Page content transcription data
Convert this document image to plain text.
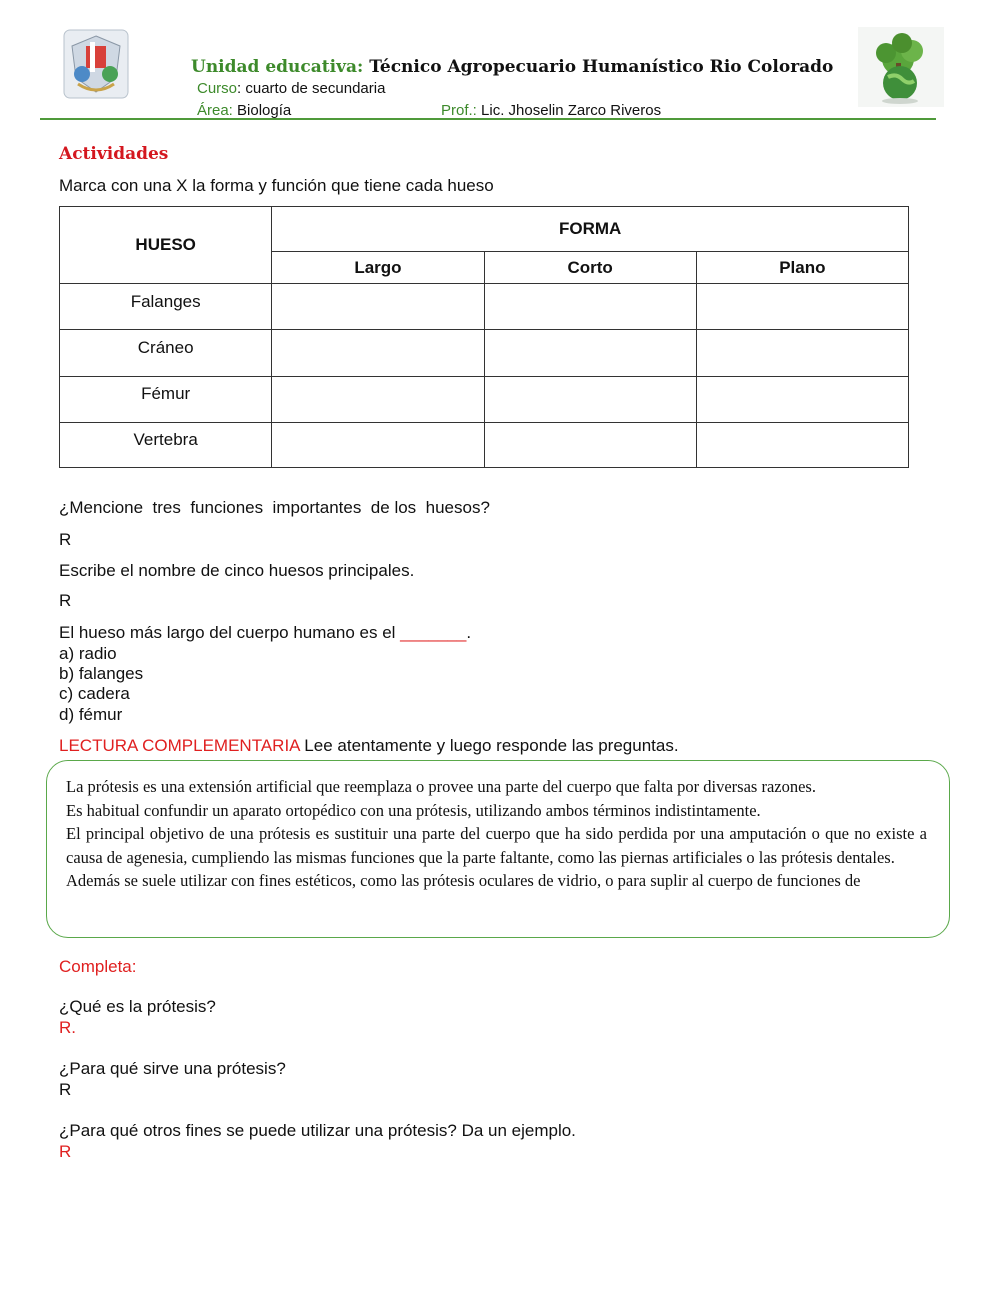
Unidad educativa: Técnico Agropecuario Humanístico Rio Colorado
Curso: cuarto de secundaria
Área: Biología	Prof.: Lic. Jhoselin Zarco Riveros
Actividades
Marca con una X la forma y función que tiene cada hueso
HUESO	FORMA		
	Largo	Corto	Plano
Falanges			
Cráneo			
Fémur			
Vertebra			
¿Mencione  tres  funciones  importantes  de los  huesos?
R
Escribe el nombre de cinco huesos principales.
R
El hueso más largo del cuerpo humano es el _______.
a) radio
b) falanges
c) cadera
d) fémur
LECTURA COMPLEMENTARIA Lee atentamente y luego responde las preguntas.

La prótesis es una extensión artificial que reemplaza o provee una parte del cuerpo que falta por diversas razones.

Es habitual confundir un aparato ortopédico con una prótesis, utilizando ambos términos indistintamente.

El principal objetivo de una prótesis es sustituir una parte del cuerpo que ha sido perdida por una amputación o que no existe a causa de agenesia, cumpliendo las mismas funciones que la parte faltante, como las piernas artificiales o las prótesis dentales.

Además se suele utilizar con fines estéticos, como las prótesis oculares de vidrio, o para suplir al cuerpo de funciones de

Completa:
¿Qué es la prótesis?
R.
¿Para qué sirve una prótesis?
R
¿Para qué otros fines se puede utilizar una prótesis? Da un ejemplo.
R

DESCRIPTION OF THE TASK: Pictures stay out, but every record above is to be returned exactly.

RESULT BELOW:
Convert this document image to plain text.
Unidad educativa: Técnico Agropecuario Humanístico Rio Colorado
Curso: cuarto de secundaria
Área: Biología	Prof.: Lic. Jhoselin Zarco Riveros
Actividades
Marca con una X la forma y función que tiene cada hueso
HUESO	FORMA		
	Largo	Corto	Plano
Falanges			
Cráneo			
Fémur			
Vertebra			
¿Mencione  tres  funciones  importantes  de los  huesos?
R
Escribe el nombre de cinco huesos principales.
R
El hueso más largo del cuerpo humano es el _______.
a) radio
b) falanges
c) cadera
d) fémur
LECTURA COMPLEMENTARIA Lee atentamente y luego responde las preguntas.

La prótesis es una extensión artificial que reemplaza o provee una parte del cuerpo que falta por diversas razones.

Es habitual confundir un aparato ortopédico con una prótesis, utilizando ambos términos indistintamente.

El principal objetivo de una prótesis es sustituir una parte del cuerpo que ha sido perdida por una amputación o que no existe a causa de agenesia, cumpliendo las mismas funciones que la parte faltante, como las piernas artificiales o las prótesis dentales.

Además se suele utilizar con fines estéticos, como las prótesis oculares de vidrio, o para suplir al cuerpo de funciones de

Completa:
¿Qué es la prótesis?
R.
¿Para qué sirve una prótesis?
R
¿Para qué otros fines se puede utilizar una prótesis? Da un ejemplo.
R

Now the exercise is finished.